Return the rows below verbatim, from the very first one through the line that contains "legend-swatch [271, 626, 284, 639]", including both ends.

******

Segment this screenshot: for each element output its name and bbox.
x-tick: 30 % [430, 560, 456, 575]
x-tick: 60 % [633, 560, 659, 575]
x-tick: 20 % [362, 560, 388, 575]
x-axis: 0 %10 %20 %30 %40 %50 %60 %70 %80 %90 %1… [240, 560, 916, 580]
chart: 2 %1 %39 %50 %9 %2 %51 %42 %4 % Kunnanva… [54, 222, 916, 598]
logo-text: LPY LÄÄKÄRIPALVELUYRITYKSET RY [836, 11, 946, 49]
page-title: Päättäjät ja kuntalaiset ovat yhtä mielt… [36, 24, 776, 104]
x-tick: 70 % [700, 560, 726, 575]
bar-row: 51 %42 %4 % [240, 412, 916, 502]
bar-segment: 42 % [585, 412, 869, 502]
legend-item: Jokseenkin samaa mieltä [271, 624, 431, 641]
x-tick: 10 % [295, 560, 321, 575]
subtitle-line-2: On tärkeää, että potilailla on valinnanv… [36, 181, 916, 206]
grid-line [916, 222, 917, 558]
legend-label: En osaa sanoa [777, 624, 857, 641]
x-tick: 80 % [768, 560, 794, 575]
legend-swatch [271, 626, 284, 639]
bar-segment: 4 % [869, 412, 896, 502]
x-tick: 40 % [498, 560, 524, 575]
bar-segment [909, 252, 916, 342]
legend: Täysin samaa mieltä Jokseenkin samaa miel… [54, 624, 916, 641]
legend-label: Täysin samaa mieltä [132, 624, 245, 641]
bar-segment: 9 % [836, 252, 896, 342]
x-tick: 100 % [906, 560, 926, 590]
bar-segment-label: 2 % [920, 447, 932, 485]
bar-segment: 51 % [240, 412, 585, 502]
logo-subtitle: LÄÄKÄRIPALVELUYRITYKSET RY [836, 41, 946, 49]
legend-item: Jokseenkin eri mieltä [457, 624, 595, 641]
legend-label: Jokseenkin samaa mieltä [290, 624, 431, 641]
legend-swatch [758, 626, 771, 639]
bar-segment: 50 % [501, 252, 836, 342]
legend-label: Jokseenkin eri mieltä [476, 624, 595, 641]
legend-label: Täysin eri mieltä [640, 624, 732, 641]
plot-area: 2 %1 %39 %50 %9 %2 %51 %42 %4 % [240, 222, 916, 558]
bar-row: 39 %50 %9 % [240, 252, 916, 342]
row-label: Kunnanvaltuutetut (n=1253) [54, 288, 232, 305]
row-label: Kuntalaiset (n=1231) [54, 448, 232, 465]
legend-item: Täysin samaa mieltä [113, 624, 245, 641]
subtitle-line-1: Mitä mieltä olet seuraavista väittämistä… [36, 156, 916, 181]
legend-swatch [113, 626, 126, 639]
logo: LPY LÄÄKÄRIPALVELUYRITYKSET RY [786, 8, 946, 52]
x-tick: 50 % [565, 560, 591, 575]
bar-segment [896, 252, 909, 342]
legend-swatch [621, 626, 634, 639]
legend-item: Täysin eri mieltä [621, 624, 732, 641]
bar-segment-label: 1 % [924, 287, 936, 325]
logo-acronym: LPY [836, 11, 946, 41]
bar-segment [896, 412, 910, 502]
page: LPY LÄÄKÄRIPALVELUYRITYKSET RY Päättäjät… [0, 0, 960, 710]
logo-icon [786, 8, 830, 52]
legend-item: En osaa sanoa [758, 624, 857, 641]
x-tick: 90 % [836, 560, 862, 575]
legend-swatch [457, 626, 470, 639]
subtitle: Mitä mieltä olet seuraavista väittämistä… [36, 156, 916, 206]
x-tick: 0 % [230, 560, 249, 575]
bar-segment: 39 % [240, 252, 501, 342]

******

## ANSWER TO THIS EXERCISE
Segment this screenshot: for each element output its name and bbox.
x-tick: 30 % [430, 560, 456, 575]
x-tick: 60 % [633, 560, 659, 575]
x-tick: 20 % [362, 560, 388, 575]
x-axis: 0 %10 %20 %30 %40 %50 %60 %70 %80 %90 %1… [240, 560, 916, 580]
chart: 2 %1 %39 %50 %9 %2 %51 %42 %4 % Kunnanva… [54, 222, 916, 598]
logo-text: LPY LÄÄKÄRIPALVELUYRITYKSET RY [836, 11, 946, 49]
page-title: Päättäjät ja kuntalaiset ovat yhtä mielt… [36, 24, 776, 104]
x-tick: 70 % [700, 560, 726, 575]
bar-row: 51 %42 %4 % [240, 412, 916, 502]
bar-segment: 42 % [585, 412, 869, 502]
legend-item: Jokseenkin samaa mieltä [271, 624, 431, 641]
x-tick: 10 % [295, 560, 321, 575]
subtitle-line-2: On tärkeää, että potilailla on valinnanv… [36, 181, 916, 206]
grid-line [916, 222, 917, 558]
legend-label: En osaa sanoa [777, 624, 857, 641]
x-tick: 80 % [768, 560, 794, 575]
legend-swatch [271, 626, 284, 639]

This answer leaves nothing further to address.